Extracted data entries
━━━━

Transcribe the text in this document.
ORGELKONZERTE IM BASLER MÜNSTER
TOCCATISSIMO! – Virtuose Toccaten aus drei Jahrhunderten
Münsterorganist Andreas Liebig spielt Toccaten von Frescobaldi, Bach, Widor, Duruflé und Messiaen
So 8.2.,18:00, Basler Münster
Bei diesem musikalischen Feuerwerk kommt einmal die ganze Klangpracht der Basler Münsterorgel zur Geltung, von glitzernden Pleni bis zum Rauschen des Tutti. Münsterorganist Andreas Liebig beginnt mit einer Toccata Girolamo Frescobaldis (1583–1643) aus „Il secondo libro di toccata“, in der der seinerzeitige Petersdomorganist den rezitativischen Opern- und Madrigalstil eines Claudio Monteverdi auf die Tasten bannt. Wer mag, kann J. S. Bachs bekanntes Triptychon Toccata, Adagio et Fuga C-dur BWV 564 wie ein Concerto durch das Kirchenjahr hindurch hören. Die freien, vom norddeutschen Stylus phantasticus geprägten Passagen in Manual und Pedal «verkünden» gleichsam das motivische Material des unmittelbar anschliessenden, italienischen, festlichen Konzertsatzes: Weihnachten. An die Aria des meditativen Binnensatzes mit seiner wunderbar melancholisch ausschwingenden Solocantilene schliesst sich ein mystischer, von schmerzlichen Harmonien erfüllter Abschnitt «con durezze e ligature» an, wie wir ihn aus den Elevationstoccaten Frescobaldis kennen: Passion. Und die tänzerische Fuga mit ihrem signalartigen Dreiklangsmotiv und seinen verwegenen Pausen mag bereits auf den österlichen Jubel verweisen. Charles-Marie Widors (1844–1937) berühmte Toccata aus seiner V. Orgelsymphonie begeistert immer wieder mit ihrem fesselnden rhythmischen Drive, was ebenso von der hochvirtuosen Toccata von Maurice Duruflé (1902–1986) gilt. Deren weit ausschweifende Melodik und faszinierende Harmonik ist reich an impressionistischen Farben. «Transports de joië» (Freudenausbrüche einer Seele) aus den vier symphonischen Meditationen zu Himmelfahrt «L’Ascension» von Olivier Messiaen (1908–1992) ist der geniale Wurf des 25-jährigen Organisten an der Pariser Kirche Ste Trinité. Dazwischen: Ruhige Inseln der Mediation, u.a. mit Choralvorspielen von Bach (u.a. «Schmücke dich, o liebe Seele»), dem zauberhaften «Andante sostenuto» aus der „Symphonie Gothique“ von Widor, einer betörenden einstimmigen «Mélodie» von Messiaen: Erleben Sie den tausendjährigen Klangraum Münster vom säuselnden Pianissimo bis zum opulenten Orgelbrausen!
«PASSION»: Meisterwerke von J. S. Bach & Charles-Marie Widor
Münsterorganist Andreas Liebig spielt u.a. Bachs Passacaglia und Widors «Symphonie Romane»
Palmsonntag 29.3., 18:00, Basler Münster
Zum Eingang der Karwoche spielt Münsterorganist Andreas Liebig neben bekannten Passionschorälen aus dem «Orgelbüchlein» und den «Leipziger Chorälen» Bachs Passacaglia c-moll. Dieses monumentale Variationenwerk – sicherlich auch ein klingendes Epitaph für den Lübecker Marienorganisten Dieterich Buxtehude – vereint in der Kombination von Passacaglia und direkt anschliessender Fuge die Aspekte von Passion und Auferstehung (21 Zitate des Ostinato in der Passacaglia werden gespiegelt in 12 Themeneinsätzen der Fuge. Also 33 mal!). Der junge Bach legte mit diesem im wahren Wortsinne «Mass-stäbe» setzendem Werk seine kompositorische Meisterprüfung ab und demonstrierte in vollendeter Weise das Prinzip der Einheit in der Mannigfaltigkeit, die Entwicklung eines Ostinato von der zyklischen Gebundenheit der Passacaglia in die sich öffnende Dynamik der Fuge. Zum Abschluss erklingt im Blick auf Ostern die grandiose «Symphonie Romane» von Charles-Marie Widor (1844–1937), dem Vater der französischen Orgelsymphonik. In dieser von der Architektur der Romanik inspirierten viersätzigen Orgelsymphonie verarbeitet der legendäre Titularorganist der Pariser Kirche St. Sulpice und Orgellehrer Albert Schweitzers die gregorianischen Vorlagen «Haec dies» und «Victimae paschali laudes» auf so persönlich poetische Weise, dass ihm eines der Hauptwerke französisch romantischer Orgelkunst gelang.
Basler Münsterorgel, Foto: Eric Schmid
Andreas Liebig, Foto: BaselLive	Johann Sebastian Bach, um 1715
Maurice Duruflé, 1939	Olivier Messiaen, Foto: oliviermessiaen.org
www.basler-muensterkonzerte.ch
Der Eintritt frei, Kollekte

━━━━

Using the material above, print every entry exactly as written.

_Final result:_
Transcribe the text in this document.
ORGELKONZERTE IM BASLER MÜNSTER
TOCCATISSIMO! – Virtuose Toccaten aus drei Jahrhunderten
Münsterorganist Andreas Liebig spielt Toccaten von Frescobaldi, Bach, Widor, Duruflé und Messiaen
So 8.2.,18:00, Basler Münster
Bei diesem musikalischen Feuerwerk kommt einmal die ganze Klangpracht der Basler Münsterorgel zur Geltung, von glitzernden Pleni bis zum Rauschen des Tutti. Münsterorganist Andreas Liebig beginnt mit einer Toccata Girolamo Frescobaldis (1583–1643) aus „Il secondo libro di toccata“, in der der seinerzeitige Petersdomorganist den rezitativischen Opern- und Madrigalstil eines Claudio Monteverdi auf die Tasten bannt. Wer mag, kann J. S. Bachs bekanntes Triptychon Toccata, Adagio et Fuga C-dur BWV 564 wie ein Concerto durch das Kirchenjahr hindurch hören. Die freien, vom norddeutschen Stylus phantasticus geprägten Passagen in Manual und Pedal «verkünden» gleichsam das motivische Material des unmittelbar anschliessenden, italienischen, festlichen Konzertsatzes: Weihnachten. An die Aria des meditativen Binnensatzes mit seiner wunderbar melancholisch ausschwingenden Solocantilene schliesst sich ein mystischer, von schmerzlichen Harmonien erfüllter Abschnitt «con durezze e ligature» an, wie wir ihn aus den Elevationstoccaten Frescobaldis kennen: Passion. Und die tänzerische Fuga mit ihrem signalartigen Dreiklangsmotiv und seinen verwegenen Pausen mag bereits auf den österlichen Jubel verweisen. Charles-Marie Widors (1844–1937) berühmte Toccata aus seiner V. Orgelsymphonie begeistert immer wieder mit ihrem fesselnden rhythmischen Drive, was ebenso von der hochvirtuosen Toccata von Maurice Duruflé (1902–1986) gilt. Deren weit ausschweifende Melodik und faszinierende Harmonik ist reich an impressionistischen Farben. «Transports de joië» (Freudenausbrüche einer Seele) aus den vier symphonischen Meditationen zu Himmelfahrt «L’Ascension» von Olivier Messiaen (1908–1992) ist der geniale Wurf des 25-jährigen Organisten an der Pariser Kirche Ste Trinité. Dazwischen: Ruhige Inseln der Mediation, u.a. mit Choralvorspielen von Bach (u.a. «Schmücke dich, o liebe Seele»), dem zauberhaften «Andante sostenuto» aus der „Symphonie Gothique“ von Widor, einer betörenden einstimmigen «Mélodie» von Messiaen: Erleben Sie den tausendjährigen Klangraum Münster vom säuselnden Pianissimo bis zum opulenten Orgelbrausen!
«PASSION»: Meisterwerke von J. S. Bach & Charles-Marie Widor
Münsterorganist Andreas Liebig spielt u.a. Bachs Passacaglia und Widors «Symphonie Romane»
Palmsonntag 29.3., 18:00, Basler Münster
Zum Eingang der Karwoche spielt Münsterorganist Andreas Liebig neben bekannten Passionschorälen aus dem «Orgelbüchlein» und den «Leipziger Chorälen» Bachs Passacaglia c-moll. Dieses monumentale Variationenwerk – sicherlich auch ein klingendes Epitaph für den Lübecker Marienorganisten Dieterich Buxtehude – vereint in der Kombination von Passacaglia und direkt anschliessender Fuge die Aspekte von Passion und Auferstehung (21 Zitate des Ostinato in der Passacaglia werden gespiegelt in 12 Themeneinsätzen der Fuge. Also 33 mal!). Der junge Bach legte mit diesem im wahren Wortsinne «Mass-stäbe» setzendem Werk seine kompositorische Meisterprüfung ab und demonstrierte in vollendeter Weise das Prinzip der Einheit in der Mannigfaltigkeit, die Entwicklung eines Ostinato von der zyklischen Gebundenheit der Passacaglia in die sich öffnende Dynamik der Fuge. Zum Abschluss erklingt im Blick auf Ostern die grandiose «Symphonie Romane» von Charles-Marie Widor (1844–1937), dem Vater der französischen Orgelsymphonik. In dieser von der Architektur der Romanik inspirierten viersätzigen Orgelsymphonie verarbeitet der legendäre Titularorganist der Pariser Kirche St. Sulpice und Orgellehrer Albert Schweitzers die gregorianischen Vorlagen «Haec dies» und «Victimae paschali laudes» auf so persönlich poetische Weise, dass ihm eines der Hauptwerke französisch romantischer Orgelkunst gelang.
Basler Münsterorgel, Foto: Eric Schmid
Andreas Liebig, Foto: BaselLive	Johann Sebastian Bach, um 1715
Maurice Duruflé, 1939	Olivier Messiaen, Foto: oliviermessiaen.org
www.basler-muensterkonzerte.ch
Der Eintritt frei, Kollekte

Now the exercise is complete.